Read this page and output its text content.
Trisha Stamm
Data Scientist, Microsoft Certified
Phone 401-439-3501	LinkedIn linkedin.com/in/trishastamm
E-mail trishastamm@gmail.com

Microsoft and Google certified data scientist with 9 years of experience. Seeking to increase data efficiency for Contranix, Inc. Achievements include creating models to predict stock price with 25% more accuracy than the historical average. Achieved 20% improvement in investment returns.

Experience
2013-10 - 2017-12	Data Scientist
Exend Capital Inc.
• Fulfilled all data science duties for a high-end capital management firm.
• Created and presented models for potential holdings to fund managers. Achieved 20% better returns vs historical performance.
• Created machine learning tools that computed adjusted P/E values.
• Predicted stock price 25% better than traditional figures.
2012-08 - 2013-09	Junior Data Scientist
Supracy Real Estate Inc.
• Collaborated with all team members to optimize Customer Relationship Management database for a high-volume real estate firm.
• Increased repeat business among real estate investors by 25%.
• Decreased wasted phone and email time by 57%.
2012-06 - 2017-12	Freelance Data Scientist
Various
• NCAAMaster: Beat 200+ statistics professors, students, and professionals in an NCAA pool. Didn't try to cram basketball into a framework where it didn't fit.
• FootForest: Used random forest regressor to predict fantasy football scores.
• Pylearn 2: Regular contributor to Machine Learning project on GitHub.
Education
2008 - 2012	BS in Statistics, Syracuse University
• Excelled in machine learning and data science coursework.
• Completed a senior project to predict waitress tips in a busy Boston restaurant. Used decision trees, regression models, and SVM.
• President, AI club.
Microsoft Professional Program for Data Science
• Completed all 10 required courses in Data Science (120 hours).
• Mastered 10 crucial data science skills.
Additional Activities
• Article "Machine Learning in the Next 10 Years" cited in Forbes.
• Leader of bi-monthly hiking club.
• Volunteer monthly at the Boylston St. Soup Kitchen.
§
Exercise prompt:
Which lines hold the string "Microsoft"? List them all.

Expected answer:
Data Scientist, Microsoft Certified
Microsoft and Google certified data scientist with 9 years of experience. Seeking to increase data efficiency for Contranix, Inc. Achievements include creating models to predict stock price with 25% more accuracy than the historical average. Achieved 20% improvement in investment returns.
Microsoft Professional Program for Data Science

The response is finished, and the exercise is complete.